[Document text records]
-- -- --

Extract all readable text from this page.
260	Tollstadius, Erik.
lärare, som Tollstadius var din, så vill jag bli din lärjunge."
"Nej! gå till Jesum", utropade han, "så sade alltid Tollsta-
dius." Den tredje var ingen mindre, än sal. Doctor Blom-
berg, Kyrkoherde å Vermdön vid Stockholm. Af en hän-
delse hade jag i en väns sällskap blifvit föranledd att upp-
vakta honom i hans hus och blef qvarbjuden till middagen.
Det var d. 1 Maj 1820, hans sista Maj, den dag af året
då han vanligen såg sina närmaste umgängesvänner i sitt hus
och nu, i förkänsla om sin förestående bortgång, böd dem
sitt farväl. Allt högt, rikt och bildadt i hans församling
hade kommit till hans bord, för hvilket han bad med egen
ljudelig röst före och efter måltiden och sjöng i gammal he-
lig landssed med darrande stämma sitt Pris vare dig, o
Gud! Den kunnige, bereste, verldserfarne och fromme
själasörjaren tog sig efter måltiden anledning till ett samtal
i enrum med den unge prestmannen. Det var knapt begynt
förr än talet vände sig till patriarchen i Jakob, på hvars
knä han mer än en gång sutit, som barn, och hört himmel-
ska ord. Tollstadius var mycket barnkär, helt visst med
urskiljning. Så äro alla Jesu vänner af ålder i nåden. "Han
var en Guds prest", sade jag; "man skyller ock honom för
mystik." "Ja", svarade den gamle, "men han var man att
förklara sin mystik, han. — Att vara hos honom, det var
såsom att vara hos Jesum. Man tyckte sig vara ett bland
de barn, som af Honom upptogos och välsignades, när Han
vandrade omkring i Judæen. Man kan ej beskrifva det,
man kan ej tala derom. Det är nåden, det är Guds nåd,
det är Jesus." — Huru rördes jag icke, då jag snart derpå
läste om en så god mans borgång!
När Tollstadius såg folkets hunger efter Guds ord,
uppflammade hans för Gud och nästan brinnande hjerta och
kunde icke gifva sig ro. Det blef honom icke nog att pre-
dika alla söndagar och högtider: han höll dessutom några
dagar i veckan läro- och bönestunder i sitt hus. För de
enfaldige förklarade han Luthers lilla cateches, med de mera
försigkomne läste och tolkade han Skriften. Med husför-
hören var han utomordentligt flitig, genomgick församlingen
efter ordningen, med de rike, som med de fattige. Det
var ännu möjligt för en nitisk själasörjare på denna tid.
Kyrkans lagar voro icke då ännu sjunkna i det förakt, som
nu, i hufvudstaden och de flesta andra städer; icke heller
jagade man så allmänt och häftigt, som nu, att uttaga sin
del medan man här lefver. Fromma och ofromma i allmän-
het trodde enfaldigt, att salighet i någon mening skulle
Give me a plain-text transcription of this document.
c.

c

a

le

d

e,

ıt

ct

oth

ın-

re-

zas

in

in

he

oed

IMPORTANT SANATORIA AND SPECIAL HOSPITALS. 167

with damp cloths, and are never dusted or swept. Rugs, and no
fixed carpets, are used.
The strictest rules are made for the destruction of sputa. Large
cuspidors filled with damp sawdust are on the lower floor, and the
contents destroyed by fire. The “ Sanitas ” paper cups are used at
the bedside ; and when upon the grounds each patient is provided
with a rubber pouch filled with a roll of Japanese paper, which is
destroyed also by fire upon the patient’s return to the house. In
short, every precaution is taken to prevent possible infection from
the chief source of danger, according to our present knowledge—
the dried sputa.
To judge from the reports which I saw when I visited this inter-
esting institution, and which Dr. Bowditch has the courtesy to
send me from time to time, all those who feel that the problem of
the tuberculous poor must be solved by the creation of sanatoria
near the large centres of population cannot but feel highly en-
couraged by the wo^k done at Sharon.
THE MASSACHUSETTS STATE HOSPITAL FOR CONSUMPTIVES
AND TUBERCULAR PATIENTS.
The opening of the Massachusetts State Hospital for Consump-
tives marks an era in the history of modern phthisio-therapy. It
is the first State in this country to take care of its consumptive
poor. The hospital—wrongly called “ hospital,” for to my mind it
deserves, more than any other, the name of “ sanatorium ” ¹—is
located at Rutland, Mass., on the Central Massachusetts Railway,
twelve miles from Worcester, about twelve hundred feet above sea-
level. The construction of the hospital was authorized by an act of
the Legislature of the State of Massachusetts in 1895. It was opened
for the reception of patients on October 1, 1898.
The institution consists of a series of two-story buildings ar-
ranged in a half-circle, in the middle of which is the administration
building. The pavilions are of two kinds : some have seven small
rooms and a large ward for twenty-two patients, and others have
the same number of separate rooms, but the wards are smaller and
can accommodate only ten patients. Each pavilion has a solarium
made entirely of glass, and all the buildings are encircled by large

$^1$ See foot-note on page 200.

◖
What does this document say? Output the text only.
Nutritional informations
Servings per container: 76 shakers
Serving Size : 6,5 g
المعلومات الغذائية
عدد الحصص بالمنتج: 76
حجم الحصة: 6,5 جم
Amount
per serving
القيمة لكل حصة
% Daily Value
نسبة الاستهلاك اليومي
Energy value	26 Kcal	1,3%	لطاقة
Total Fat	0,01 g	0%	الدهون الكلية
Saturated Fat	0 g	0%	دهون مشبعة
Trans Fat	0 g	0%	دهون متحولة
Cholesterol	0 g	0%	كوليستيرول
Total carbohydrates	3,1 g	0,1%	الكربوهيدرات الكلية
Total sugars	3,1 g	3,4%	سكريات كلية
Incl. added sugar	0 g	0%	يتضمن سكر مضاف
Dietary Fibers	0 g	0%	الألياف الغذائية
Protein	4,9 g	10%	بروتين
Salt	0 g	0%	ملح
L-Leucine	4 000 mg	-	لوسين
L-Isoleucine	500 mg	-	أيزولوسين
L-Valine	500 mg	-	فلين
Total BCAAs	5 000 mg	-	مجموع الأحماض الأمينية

-- -- --

→ **DIRECTIONS**
Copy out all of the data exactly, leaving nothing out.

→ **TASK OUTPUT**
Extract all readable text from this page.
260	Tollstadius, Erik.
lärare, som Tollstadius var din, så vill jag bli din lärjunge."
"Nej! gå till Jesum", utropade han, "så sade alltid Tollsta-
dius." Den tredje var ingen mindre, än sal. Doctor Blom-
berg, Kyrkoherde å Vermdön vid Stockholm. Af en hän-
delse hade jag i en väns sällskap blifvit föranledd att upp-
vakta honom i hans hus och blef qvarbjuden till middagen.
Det var d. 1 Maj 1820, hans sista Maj, den dag af året
då han vanligen såg sina närmaste umgängesvänner i sitt hus
och nu, i förkänsla om sin förestående bortgång, böd dem
sitt farväl. Allt högt, rikt och bildadt i hans församling
hade kommit till hans bord, för hvilket han bad med egen
ljudelig röst före och efter måltiden och sjöng i gammal he-
lig landssed med darrande stämma sitt Pris vare dig, o
Gud! Den kunnige, bereste, verldserfarne och fromme
själasörjaren tog sig efter måltiden anledning till ett samtal
i enrum med den unge prestmannen. Det var knapt begynt
förr än talet vände sig till patriarchen i Jakob, på hvars
knä han mer än en gång sutit, som barn, och hört himmel-
ska ord. Tollstadius var mycket barnkär, helt visst med
urskiljning. Så äro alla Jesu vänner af ålder i nåden. "Han
var en Guds prest", sade jag; "man skyller ock honom för
mystik." "Ja", svarade den gamle, "men han var man att
förklara sin mystik, han. — Att vara hos honom, det var
såsom att vara hos Jesum. Man tyckte sig vara ett bland
de barn, som af Honom upptogos och välsignades, när Han
vandrade omkring i Judæen. Man kan ej beskrifva det,
man kan ej tala derom. Det är nåden, det är Guds nåd,
det är Jesus." — Huru rördes jag icke, då jag snart derpå
läste om en så god mans borgång!
När Tollstadius såg folkets hunger efter Guds ord,
uppflammade hans för Gud och nästan brinnande hjerta och
kunde icke gifva sig ro. Det blef honom icke nog att pre-
dika alla söndagar och högtider: han höll dessutom några
dagar i veckan läro- och bönestunder i sitt hus. För de
enfaldige förklarade han Luthers lilla cateches, med de mera
försigkomne läste och tolkade han Skriften. Med husför-
hören var han utomordentligt flitig, genomgick församlingen
efter ordningen, med de rike, som med de fattige. Det
var ännu möjligt för en nitisk själasörjare på denna tid.
Kyrkans lagar voro icke då ännu sjunkna i det förakt, som
nu, i hufvudstaden och de flesta andra städer; icke heller
jagade man så allmänt och häftigt, som nu, att uttaga sin
del medan man här lefver. Fromma och ofromma i allmän-
het trodde enfaldigt, att salighet i någon mening skulle
Give me a plain-text transcription of this document.
c.

c

a

le

d

e,

ıt

ct

oth

ın-

re-

zas

in

in

he

oed

IMPORTANT SANATORIA AND SPECIAL HOSPITALS. 167

with damp cloths, and are never dusted or swept. Rugs, and no
fixed carpets, are used.
The strictest rules are made for the destruction of sputa. Large
cuspidors filled with damp sawdust are on the lower floor, and the
contents destroyed by fire. The “ Sanitas ” paper cups are used at
the bedside ; and when upon the grounds each patient is provided
with a rubber pouch filled with a roll of Japanese paper, which is
destroyed also by fire upon the patient’s return to the house. In
short, every precaution is taken to prevent possible infection from
the chief source of danger, according to our present knowledge—
the dried sputa.
To judge from the reports which I saw when I visited this inter-
esting institution, and which Dr. Bowditch has the courtesy to
send me from time to time, all those who feel that the problem of
the tuberculous poor must be solved by the creation of sanatoria
near the large centres of population cannot but feel highly en-
couraged by the wo^k done at Sharon.
THE MASSACHUSETTS STATE HOSPITAL FOR CONSUMPTIVES
AND TUBERCULAR PATIENTS.
The opening of the Massachusetts State Hospital for Consump-
tives marks an era in the history of modern phthisio-therapy. It
is the first State in this country to take care of its consumptive
poor. The hospital—wrongly called “ hospital,” for to my mind it
deserves, more than any other, the name of “ sanatorium ” ¹—is
located at Rutland, Mass., on the Central Massachusetts Railway,
twelve miles from Worcester, about twelve hundred feet above sea-
level. The construction of the hospital was authorized by an act of
the Legislature of the State of Massachusetts in 1895. It was opened
for the reception of patients on October 1, 1898.
The institution consists of a series of two-story buildings ar-
ranged in a half-circle, in the middle of which is the administration
building. The pavilions are of two kinds : some have seven small
rooms and a large ward for twenty-two patients, and others have
the same number of separate rooms, but the wards are smaller and
can accommodate only ten patients. Each pavilion has a solarium
made entirely of glass, and all the buildings are encircled by large

$^1$ See foot-note on page 200.

◖
What does this document say? Output the text only.
Nutritional informations
Servings per container: 76 shakers
Serving Size : 6,5 g
المعلومات الغذائية
عدد الحصص بالمنتج: 76
حجم الحصة: 6,5 جم
Amount
per serving
القيمة لكل حصة
% Daily Value
نسبة الاستهلاك اليومي
Energy value	26 Kcal	1,3%	لطاقة
Total Fat	0,01 g	0%	الدهون الكلية
Saturated Fat	0 g	0%	دهون مشبعة
Trans Fat	0 g	0%	دهون متحولة
Cholesterol	0 g	0%	كوليستيرول
Total carbohydrates	3,1 g	0,1%	الكربوهيدرات الكلية
Total sugars	3,1 g	3,4%	سكريات كلية
Incl. added sugar	0 g	0%	يتضمن سكر مضاف
Dietary Fibers	0 g	0%	الألياف الغذائية
Protein	4,9 g	10%	بروتين
Salt	0 g	0%	ملح
L-Leucine	4 000 mg	-	لوسين
L-Isoleucine	500 mg	-	أيزولوسين
L-Valine	500 mg	-	فلين
Total BCAAs	5 000 mg	-	مجموع الأحماض الأمينية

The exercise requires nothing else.